**SOURCE DATA:**
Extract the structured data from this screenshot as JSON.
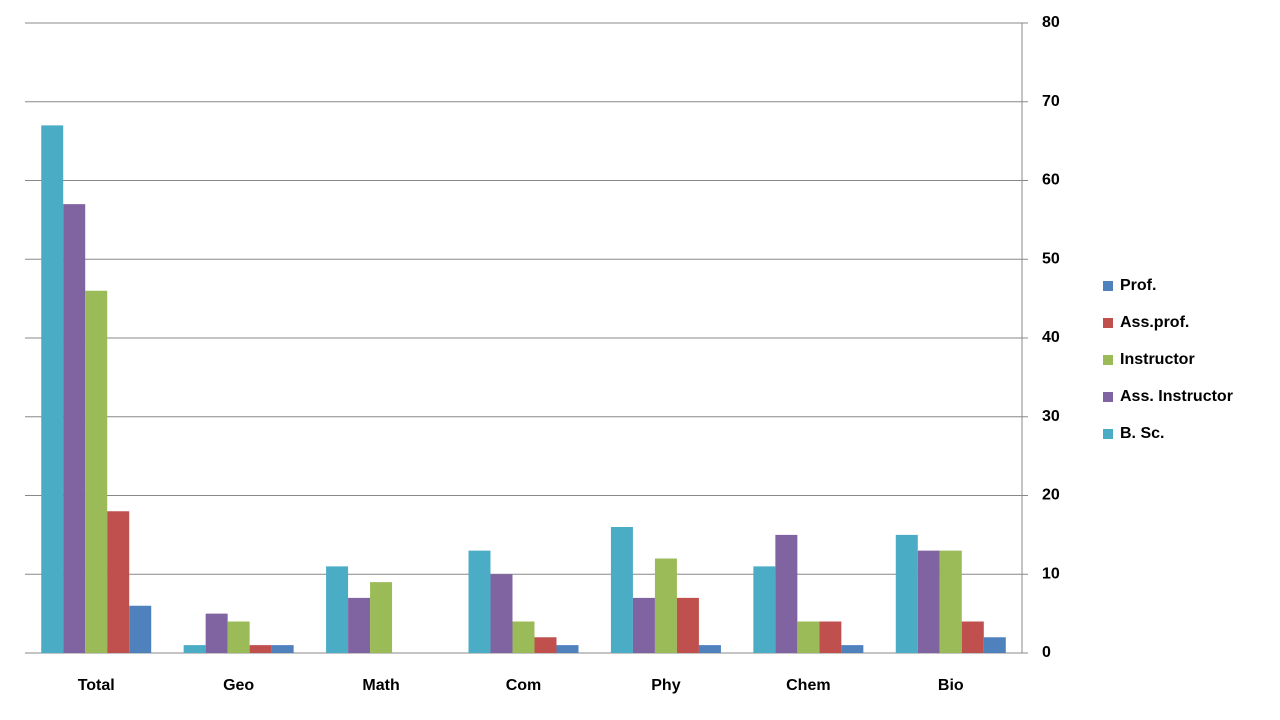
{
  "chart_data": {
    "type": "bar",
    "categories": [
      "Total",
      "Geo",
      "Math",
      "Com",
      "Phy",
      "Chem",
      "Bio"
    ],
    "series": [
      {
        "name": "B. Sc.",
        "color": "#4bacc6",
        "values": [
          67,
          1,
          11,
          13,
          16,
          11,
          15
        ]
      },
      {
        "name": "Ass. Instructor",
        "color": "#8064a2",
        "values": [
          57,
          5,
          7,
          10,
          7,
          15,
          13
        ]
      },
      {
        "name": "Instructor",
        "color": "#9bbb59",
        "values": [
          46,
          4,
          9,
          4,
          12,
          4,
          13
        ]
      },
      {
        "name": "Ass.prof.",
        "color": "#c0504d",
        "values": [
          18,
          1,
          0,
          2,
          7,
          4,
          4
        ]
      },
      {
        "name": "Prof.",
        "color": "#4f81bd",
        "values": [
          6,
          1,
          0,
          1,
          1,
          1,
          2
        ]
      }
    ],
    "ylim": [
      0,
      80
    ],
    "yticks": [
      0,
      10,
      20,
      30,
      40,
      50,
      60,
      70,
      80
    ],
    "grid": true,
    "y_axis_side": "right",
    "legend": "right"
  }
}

==

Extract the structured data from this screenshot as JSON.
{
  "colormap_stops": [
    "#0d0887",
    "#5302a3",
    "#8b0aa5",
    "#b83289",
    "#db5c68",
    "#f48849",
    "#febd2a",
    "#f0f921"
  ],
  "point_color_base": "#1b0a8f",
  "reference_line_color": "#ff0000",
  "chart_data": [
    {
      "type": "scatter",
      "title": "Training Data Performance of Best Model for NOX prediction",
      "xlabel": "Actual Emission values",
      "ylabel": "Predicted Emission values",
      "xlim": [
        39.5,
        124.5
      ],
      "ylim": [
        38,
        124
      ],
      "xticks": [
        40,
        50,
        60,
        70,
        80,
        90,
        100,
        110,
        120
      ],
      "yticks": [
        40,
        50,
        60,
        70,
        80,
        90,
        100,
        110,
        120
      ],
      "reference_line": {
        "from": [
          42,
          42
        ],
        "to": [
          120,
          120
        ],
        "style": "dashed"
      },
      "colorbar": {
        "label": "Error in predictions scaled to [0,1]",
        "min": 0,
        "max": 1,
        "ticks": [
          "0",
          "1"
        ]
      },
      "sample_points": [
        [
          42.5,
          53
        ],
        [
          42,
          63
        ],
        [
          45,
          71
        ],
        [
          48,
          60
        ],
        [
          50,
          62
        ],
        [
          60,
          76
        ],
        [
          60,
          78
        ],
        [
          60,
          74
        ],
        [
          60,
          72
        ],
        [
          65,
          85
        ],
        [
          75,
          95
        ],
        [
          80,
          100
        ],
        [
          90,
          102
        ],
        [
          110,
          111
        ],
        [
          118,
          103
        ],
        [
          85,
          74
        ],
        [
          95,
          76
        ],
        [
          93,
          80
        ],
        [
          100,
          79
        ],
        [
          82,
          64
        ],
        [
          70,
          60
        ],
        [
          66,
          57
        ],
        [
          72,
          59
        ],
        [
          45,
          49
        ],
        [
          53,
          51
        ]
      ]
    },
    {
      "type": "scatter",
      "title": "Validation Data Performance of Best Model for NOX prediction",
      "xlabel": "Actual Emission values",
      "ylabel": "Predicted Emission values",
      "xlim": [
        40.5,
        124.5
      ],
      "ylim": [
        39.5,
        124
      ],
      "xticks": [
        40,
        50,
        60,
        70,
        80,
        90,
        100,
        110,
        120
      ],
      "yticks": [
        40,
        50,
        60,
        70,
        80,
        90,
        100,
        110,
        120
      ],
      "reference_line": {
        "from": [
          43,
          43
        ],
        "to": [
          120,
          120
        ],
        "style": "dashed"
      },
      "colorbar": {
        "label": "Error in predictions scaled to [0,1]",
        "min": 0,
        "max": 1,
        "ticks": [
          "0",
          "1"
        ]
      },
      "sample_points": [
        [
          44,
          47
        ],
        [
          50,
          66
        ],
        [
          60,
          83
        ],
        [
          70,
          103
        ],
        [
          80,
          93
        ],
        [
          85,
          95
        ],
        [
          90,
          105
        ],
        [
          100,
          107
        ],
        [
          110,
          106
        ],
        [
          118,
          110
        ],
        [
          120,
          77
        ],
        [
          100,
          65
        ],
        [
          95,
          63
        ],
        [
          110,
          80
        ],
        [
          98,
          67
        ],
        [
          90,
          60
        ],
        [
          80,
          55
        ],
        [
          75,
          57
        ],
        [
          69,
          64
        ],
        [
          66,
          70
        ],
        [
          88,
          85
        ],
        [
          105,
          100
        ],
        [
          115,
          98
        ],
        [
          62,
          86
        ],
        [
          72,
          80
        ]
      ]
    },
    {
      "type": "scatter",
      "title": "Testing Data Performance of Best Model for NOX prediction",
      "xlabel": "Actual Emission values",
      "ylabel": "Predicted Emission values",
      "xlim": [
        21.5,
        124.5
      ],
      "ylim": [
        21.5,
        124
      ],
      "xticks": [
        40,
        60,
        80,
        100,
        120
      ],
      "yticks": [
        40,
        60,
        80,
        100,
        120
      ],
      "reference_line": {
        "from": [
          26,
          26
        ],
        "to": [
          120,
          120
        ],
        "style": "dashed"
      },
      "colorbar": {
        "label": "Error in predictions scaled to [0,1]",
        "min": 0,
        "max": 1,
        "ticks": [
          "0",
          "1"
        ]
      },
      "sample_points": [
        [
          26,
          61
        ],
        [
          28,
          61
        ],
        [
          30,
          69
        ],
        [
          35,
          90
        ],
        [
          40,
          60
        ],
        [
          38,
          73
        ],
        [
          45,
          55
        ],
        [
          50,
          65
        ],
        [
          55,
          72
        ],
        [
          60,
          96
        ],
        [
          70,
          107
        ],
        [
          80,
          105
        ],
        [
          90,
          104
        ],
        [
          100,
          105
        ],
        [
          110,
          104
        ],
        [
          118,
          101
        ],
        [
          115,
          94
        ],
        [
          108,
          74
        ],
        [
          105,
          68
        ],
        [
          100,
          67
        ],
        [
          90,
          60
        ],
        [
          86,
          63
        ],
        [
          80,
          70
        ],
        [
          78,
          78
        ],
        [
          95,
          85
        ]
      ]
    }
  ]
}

**INSTRUCTIONS FOR THE TASK:** How many lines in the records above contain the word "Model"? Reply with the number alone.

**FULL SOLUTION:** 3